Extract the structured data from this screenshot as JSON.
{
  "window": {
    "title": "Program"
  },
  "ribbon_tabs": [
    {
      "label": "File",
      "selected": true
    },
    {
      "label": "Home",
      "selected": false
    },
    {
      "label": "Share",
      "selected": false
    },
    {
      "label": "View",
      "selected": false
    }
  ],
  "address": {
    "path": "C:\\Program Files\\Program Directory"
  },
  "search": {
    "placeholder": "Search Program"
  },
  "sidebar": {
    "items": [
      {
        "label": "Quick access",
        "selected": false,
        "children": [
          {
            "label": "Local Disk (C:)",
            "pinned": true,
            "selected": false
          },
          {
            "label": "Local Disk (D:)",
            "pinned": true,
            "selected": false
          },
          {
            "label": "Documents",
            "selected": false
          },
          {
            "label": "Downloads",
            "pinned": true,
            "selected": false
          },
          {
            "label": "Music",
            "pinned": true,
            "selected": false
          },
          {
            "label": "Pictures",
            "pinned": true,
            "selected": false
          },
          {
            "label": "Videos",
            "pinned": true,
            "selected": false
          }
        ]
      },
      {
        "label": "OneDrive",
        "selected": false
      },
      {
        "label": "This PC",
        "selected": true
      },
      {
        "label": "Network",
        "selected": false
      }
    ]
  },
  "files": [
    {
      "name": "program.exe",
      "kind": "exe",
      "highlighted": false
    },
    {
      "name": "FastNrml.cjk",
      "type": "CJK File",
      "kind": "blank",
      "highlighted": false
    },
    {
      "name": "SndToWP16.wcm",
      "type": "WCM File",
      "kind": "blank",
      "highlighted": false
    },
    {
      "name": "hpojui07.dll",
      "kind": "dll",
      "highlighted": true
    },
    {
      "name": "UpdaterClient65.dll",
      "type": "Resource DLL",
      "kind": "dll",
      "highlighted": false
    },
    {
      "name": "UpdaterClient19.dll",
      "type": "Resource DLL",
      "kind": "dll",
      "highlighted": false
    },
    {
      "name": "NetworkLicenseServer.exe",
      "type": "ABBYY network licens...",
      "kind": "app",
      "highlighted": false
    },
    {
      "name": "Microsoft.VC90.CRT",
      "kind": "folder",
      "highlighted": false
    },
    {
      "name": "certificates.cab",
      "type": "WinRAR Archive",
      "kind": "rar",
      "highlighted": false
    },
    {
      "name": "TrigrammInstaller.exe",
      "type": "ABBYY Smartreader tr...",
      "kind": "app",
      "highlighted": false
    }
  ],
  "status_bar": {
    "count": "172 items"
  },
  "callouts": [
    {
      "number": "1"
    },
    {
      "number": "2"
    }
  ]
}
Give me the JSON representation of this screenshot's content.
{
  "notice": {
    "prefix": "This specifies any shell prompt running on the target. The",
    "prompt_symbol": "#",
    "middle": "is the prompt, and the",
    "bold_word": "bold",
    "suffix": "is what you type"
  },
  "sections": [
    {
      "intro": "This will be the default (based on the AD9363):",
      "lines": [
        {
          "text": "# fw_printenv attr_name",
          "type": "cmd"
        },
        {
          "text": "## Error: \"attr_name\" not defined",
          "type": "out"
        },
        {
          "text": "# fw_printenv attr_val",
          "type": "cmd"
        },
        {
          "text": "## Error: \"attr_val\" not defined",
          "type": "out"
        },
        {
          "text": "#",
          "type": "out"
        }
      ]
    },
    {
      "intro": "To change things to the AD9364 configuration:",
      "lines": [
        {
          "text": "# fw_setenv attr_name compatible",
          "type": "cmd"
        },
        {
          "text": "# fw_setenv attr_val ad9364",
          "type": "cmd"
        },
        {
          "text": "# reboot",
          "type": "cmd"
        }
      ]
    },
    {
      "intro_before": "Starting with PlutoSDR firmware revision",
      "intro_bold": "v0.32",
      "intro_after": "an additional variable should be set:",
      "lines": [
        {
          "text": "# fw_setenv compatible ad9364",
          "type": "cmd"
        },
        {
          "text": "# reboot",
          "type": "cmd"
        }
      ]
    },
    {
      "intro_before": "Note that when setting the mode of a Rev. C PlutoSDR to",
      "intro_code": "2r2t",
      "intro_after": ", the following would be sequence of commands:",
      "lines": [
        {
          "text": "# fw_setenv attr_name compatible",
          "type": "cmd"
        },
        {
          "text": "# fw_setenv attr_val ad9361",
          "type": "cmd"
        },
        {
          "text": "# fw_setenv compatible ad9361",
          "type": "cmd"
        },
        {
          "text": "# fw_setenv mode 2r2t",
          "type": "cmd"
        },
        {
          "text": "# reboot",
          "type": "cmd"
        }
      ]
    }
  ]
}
★ ★ ★ ★ ★ ★ ★
**Task to carry out:** Print the material above once more, exactly.

**Task solution:**
Extract the structured data from this screenshot as JSON.
{
  "window": {
    "title": "Program"
  },
  "ribbon_tabs": [
    {
      "label": "File",
      "selected": true
    },
    {
      "label": "Home",
      "selected": false
    },
    {
      "label": "Share",
      "selected": false
    },
    {
      "label": "View",
      "selected": false
    }
  ],
  "address": {
    "path": "C:\\Program Files\\Program Directory"
  },
  "search": {
    "placeholder": "Search Program"
  },
  "sidebar": {
    "items": [
      {
        "label": "Quick access",
        "selected": false,
        "children": [
          {
            "label": "Local Disk (C:)",
            "pinned": true,
            "selected": false
          },
          {
            "label": "Local Disk (D:)",
            "pinned": true,
            "selected": false
          },
          {
            "label": "Documents",
            "selected": false
          },
          {
            "label": "Downloads",
            "pinned": true,
            "selected": false
          },
          {
            "label": "Music",
            "pinned": true,
            "selected": false
          },
          {
            "label": "Pictures",
            "pinned": true,
            "selected": false
          },
          {
            "label": "Videos",
            "pinned": true,
            "selected": false
          }
        ]
      },
      {
        "label": "OneDrive",
        "selected": false
      },
      {
        "label": "This PC",
        "selected": true
      },
      {
        "label": "Network",
        "selected": false
      }
    ]
  },
  "files": [
    {
      "name": "program.exe",
      "kind": "exe",
      "highlighted": false
    },
    {
      "name": "FastNrml.cjk",
      "type": "CJK File",
      "kind": "blank",
      "highlighted": false
    },
    {
      "name": "SndToWP16.wcm",
      "type": "WCM File",
      "kind": "blank",
      "highlighted": false
    },
    {
      "name": "hpojui07.dll",
      "kind": "dll",
      "highlighted": true
    },
    {
      "name": "UpdaterClient65.dll",
      "type": "Resource DLL",
      "kind": "dll",
      "highlighted": false
    },
    {
      "name": "UpdaterClient19.dll",
      "type": "Resource DLL",
      "kind": "dll",
      "highlighted": false
    },
    {
      "name": "NetworkLicenseServer.exe",
      "type": "ABBYY network licens...",
      "kind": "app",
      "highlighted": false
    },
    {
      "name": "Microsoft.VC90.CRT",
      "kind": "folder",
      "highlighted": false
    },
    {
      "name": "certificates.cab",
      "type": "WinRAR Archive",
      "kind": "rar",
      "highlighted": false
    },
    {
      "name": "TrigrammInstaller.exe",
      "type": "ABBYY Smartreader tr...",
      "kind": "app",
      "highlighted": false
    }
  ],
  "status_bar": {
    "count": "172 items"
  },
  "callouts": [
    {
      "number": "1"
    },
    {
      "number": "2"
    }
  ]
}
Give me the JSON representation of this screenshot's content.
{
  "notice": {
    "prefix": "This specifies any shell prompt running on the target. The",
    "prompt_symbol": "#",
    "middle": "is the prompt, and the",
    "bold_word": "bold",
    "suffix": "is what you type"
  },
  "sections": [
    {
      "intro": "This will be the default (based on the AD9363):",
      "lines": [
        {
          "text": "# fw_printenv attr_name",
          "type": "cmd"
        },
        {
          "text": "## Error: \"attr_name\" not defined",
          "type": "out"
        },
        {
          "text": "# fw_printenv attr_val",
          "type": "cmd"
        },
        {
          "text": "## Error: \"attr_val\" not defined",
          "type": "out"
        },
        {
          "text": "#",
          "type": "out"
        }
      ]
    },
    {
      "intro": "To change things to the AD9364 configuration:",
      "lines": [
        {
          "text": "# fw_setenv attr_name compatible",
          "type": "cmd"
        },
        {
          "text": "# fw_setenv attr_val ad9364",
          "type": "cmd"
        },
        {
          "text": "# reboot",
          "type": "cmd"
        }
      ]
    },
    {
      "intro_before": "Starting with PlutoSDR firmware revision",
      "intro_bold": "v0.32",
      "intro_after": "an additional variable should be set:",
      "lines": [
        {
          "text": "# fw_setenv compatible ad9364",
          "type": "cmd"
        },
        {
          "text": "# reboot",
          "type": "cmd"
        }
      ]
    },
    {
      "intro_before": "Note that when setting the mode of a Rev. C PlutoSDR to",
      "intro_code": "2r2t",
      "intro_after": ", the following would be sequence of commands:",
      "lines": [
        {
          "text": "# fw_setenv attr_name compatible",
          "type": "cmd"
        },
        {
          "text": "# fw_setenv attr_val ad9361",
          "type": "cmd"
        },
        {
          "text": "# fw_setenv compatible ad9361",
          "type": "cmd"
        },
        {
          "text": "# fw_setenv mode 2r2t",
          "type": "cmd"
        },
        {
          "text": "# reboot",
          "type": "cmd"
        }
      ]
    }
  ]
}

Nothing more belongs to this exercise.